TASK INPUTS

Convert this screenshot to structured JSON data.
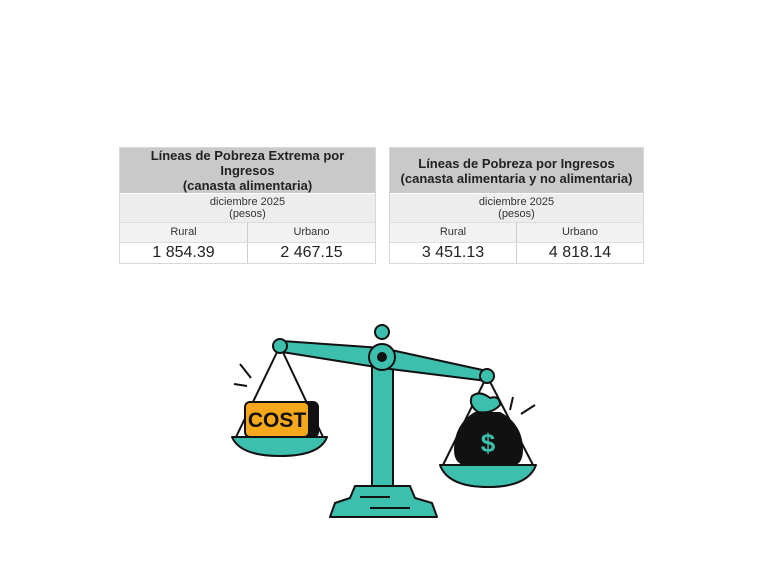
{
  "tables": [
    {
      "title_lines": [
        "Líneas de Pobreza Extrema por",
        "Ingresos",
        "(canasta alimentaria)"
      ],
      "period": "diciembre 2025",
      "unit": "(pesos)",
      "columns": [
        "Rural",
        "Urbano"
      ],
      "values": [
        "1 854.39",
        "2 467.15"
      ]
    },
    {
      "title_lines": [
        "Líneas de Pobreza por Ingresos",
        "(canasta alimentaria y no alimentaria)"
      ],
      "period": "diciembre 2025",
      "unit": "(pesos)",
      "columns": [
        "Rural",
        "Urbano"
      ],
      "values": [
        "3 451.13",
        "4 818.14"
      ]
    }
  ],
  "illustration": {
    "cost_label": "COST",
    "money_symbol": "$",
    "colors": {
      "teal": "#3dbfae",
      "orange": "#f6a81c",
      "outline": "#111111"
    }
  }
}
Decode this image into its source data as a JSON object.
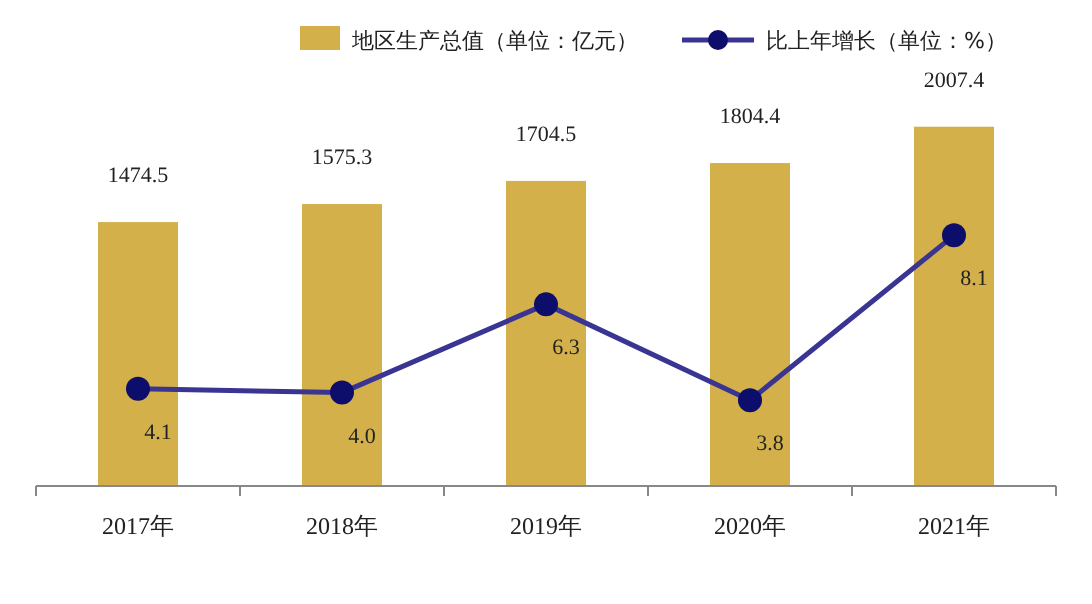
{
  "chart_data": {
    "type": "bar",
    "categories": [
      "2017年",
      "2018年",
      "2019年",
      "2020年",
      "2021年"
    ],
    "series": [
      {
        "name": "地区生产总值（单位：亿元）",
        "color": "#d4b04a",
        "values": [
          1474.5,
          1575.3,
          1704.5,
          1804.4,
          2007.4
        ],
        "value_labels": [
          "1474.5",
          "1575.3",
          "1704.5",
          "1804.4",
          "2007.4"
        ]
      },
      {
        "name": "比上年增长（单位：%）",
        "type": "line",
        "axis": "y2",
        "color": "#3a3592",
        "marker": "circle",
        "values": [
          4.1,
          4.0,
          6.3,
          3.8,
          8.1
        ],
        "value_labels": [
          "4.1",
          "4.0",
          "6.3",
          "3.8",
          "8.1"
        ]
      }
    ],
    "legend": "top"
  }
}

DIRECTIONS
Your task is to reproduce all of the material exactly. The pictures stay out.

SOLUTION
Convert this screenshot to structured JSON data.
{
  "tables": [
    {
      "title_lines": [
        "Líneas de Pobreza Extrema por",
        "Ingresos",
        "(canasta alimentaria)"
      ],
      "period": "diciembre 2025",
      "unit": "(pesos)",
      "columns": [
        "Rural",
        "Urbano"
      ],
      "values": [
        "1 854.39",
        "2 467.15"
      ]
    },
    {
      "title_lines": [
        "Líneas de Pobreza por Ingresos",
        "(canasta alimentaria y no alimentaria)"
      ],
      "period": "diciembre 2025",
      "unit": "(pesos)",
      "columns": [
        "Rural",
        "Urbano"
      ],
      "values": [
        "3 451.13",
        "4 818.14"
      ]
    }
  ],
  "illustration": {
    "cost_label": "COST",
    "money_symbol": "$",
    "colors": {
      "teal": "#3dbfae",
      "orange": "#f6a81c",
      "outline": "#111111"
    }
  }
}
Decode this image into its source data as a JSON object.
{
  "chart_data": {
    "type": "bar",
    "categories": [
      "2017年",
      "2018年",
      "2019年",
      "2020年",
      "2021年"
    ],
    "series": [
      {
        "name": "地区生产总值（单位：亿元）",
        "color": "#d4b04a",
        "values": [
          1474.5,
          1575.3,
          1704.5,
          1804.4,
          2007.4
        ],
        "value_labels": [
          "1474.5",
          "1575.3",
          "1704.5",
          "1804.4",
          "2007.4"
        ]
      },
      {
        "name": "比上年增长（单位：%）",
        "type": "line",
        "axis": "y2",
        "color": "#3a3592",
        "marker": "circle",
        "values": [
          4.1,
          4.0,
          6.3,
          3.8,
          8.1
        ],
        "value_labels": [
          "4.1",
          "4.0",
          "6.3",
          "3.8",
          "8.1"
        ]
      }
    ],
    "legend": "top"
  }
}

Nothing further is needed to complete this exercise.